- What is needed -
For this exercise, repeat all of the material verbatim apart from its images.

- Source records -
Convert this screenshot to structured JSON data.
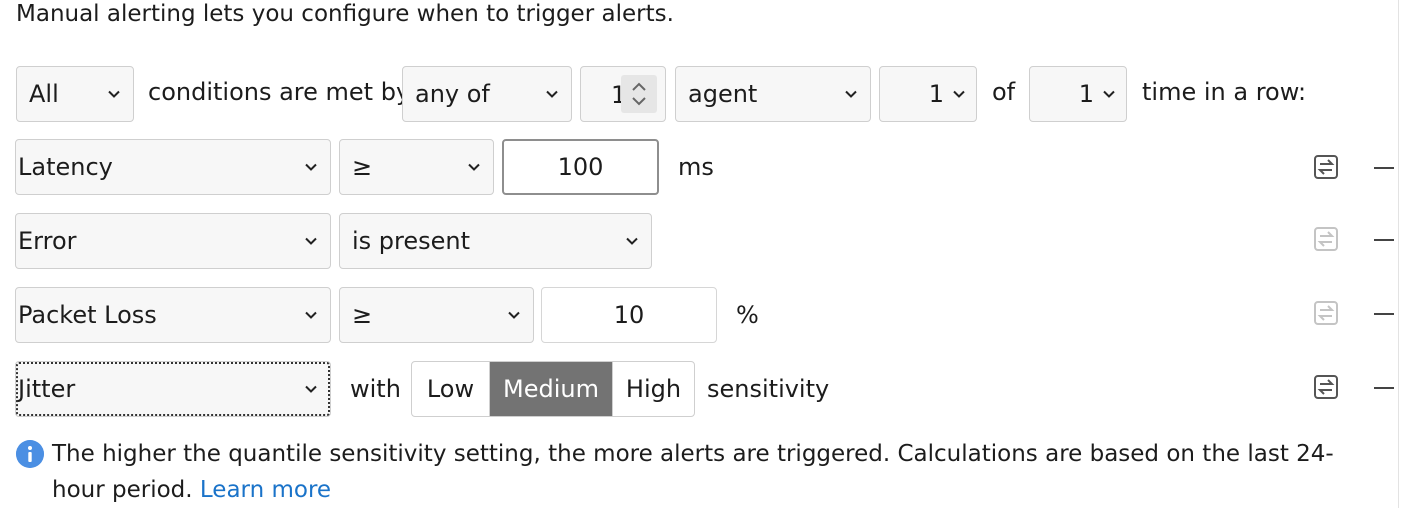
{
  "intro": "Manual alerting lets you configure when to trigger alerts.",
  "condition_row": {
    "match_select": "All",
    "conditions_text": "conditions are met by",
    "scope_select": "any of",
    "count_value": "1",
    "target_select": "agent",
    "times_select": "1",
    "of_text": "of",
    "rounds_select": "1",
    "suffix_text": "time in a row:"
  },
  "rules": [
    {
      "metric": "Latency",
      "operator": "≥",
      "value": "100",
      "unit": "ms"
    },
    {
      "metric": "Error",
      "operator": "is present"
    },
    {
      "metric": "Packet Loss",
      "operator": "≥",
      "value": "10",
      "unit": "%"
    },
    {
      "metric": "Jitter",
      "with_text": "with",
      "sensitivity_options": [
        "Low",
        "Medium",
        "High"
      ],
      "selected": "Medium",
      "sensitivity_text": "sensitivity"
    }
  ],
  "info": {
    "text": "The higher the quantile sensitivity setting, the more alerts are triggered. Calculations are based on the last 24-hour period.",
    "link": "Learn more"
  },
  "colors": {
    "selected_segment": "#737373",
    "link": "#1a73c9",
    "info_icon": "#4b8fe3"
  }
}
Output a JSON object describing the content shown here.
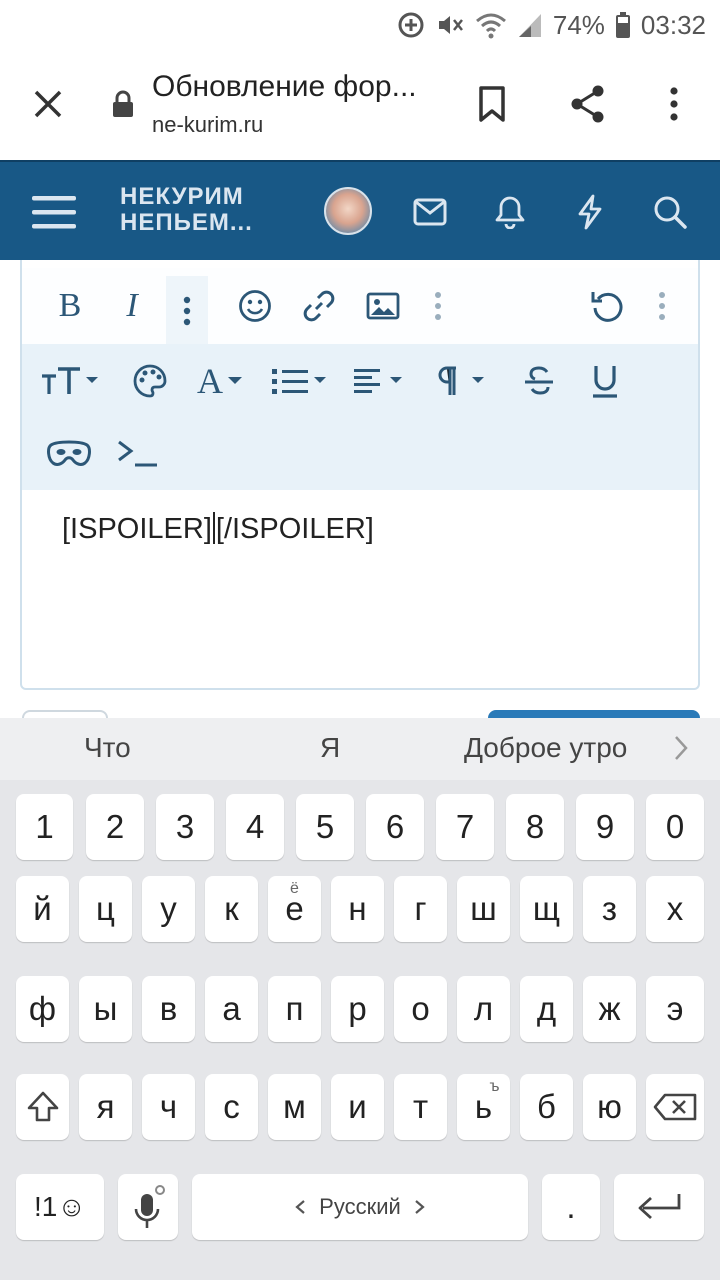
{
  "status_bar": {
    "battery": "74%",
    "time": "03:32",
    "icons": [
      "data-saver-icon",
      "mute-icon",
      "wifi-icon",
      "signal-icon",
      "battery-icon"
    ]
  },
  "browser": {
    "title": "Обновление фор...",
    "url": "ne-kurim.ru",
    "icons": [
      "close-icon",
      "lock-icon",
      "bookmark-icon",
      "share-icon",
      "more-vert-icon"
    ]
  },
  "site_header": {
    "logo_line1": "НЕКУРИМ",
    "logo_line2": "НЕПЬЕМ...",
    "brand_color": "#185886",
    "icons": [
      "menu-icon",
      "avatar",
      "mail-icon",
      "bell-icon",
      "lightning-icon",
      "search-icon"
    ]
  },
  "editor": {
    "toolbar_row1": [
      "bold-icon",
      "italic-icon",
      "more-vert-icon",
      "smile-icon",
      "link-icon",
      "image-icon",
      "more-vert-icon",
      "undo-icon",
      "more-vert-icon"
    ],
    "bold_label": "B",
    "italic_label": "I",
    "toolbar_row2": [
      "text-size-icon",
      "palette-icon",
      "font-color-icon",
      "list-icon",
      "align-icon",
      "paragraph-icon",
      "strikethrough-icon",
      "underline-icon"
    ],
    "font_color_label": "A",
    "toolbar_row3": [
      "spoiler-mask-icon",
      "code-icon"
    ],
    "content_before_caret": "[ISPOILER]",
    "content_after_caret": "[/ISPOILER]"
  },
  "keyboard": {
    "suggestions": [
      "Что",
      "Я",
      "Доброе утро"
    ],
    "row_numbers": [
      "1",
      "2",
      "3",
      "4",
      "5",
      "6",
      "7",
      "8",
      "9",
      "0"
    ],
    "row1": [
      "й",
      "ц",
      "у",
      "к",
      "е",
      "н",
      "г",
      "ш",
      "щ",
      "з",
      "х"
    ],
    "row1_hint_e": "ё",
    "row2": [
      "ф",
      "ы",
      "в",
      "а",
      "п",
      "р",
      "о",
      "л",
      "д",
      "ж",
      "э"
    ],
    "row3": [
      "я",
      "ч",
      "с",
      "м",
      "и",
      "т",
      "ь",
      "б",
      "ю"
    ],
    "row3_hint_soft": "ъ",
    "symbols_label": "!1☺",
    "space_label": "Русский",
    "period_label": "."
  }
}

- Exercise response -
Convert this screenshot to structured JSON data.
{
  "intro": "Manual alerting lets you configure when to trigger alerts.",
  "condition_row": {
    "match_select": "All",
    "conditions_text": "conditions are met by",
    "scope_select": "any of",
    "count_value": "1",
    "target_select": "agent",
    "times_select": "1",
    "of_text": "of",
    "rounds_select": "1",
    "suffix_text": "time in a row:"
  },
  "rules": [
    {
      "metric": "Latency",
      "operator": "≥",
      "value": "100",
      "unit": "ms"
    },
    {
      "metric": "Error",
      "operator": "is present"
    },
    {
      "metric": "Packet Loss",
      "operator": "≥",
      "value": "10",
      "unit": "%"
    },
    {
      "metric": "Jitter",
      "with_text": "with",
      "sensitivity_options": [
        "Low",
        "Medium",
        "High"
      ],
      "selected": "Medium",
      "sensitivity_text": "sensitivity"
    }
  ],
  "info": {
    "text": "The higher the quantile sensitivity setting, the more alerts are triggered. Calculations are based on the last 24-hour period.",
    "link": "Learn more"
  },
  "colors": {
    "selected_segment": "#737373",
    "link": "#1a73c9",
    "info_icon": "#4b8fe3"
  }
}
Output a JSON object describing the content shown here.
{
  "status_bar": {
    "battery": "74%",
    "time": "03:32",
    "icons": [
      "data-saver-icon",
      "mute-icon",
      "wifi-icon",
      "signal-icon",
      "battery-icon"
    ]
  },
  "browser": {
    "title": "Обновление фор...",
    "url": "ne-kurim.ru",
    "icons": [
      "close-icon",
      "lock-icon",
      "bookmark-icon",
      "share-icon",
      "more-vert-icon"
    ]
  },
  "site_header": {
    "logo_line1": "НЕКУРИМ",
    "logo_line2": "НЕПЬЕМ...",
    "brand_color": "#185886",
    "icons": [
      "menu-icon",
      "avatar",
      "mail-icon",
      "bell-icon",
      "lightning-icon",
      "search-icon"
    ]
  },
  "editor": {
    "toolbar_row1": [
      "bold-icon",
      "italic-icon",
      "more-vert-icon",
      "smile-icon",
      "link-icon",
      "image-icon",
      "more-vert-icon",
      "undo-icon",
      "more-vert-icon"
    ],
    "bold_label": "B",
    "italic_label": "I",
    "toolbar_row2": [
      "text-size-icon",
      "palette-icon",
      "font-color-icon",
      "list-icon",
      "align-icon",
      "paragraph-icon",
      "strikethrough-icon",
      "underline-icon"
    ],
    "font_color_label": "A",
    "toolbar_row3": [
      "spoiler-mask-icon",
      "code-icon"
    ],
    "content_before_caret": "[ISPOILER]",
    "content_after_caret": "[/ISPOILER]"
  },
  "keyboard": {
    "suggestions": [
      "Что",
      "Я",
      "Доброе утро"
    ],
    "row_numbers": [
      "1",
      "2",
      "3",
      "4",
      "5",
      "6",
      "7",
      "8",
      "9",
      "0"
    ],
    "row1": [
      "й",
      "ц",
      "у",
      "к",
      "е",
      "н",
      "г",
      "ш",
      "щ",
      "з",
      "х"
    ],
    "row1_hint_e": "ё",
    "row2": [
      "ф",
      "ы",
      "в",
      "а",
      "п",
      "р",
      "о",
      "л",
      "д",
      "ж",
      "э"
    ],
    "row3": [
      "я",
      "ч",
      "с",
      "м",
      "и",
      "т",
      "ь",
      "б",
      "ю"
    ],
    "row3_hint_soft": "ъ",
    "symbols_label": "!1☺",
    "space_label": "Русский",
    "period_label": "."
  }
}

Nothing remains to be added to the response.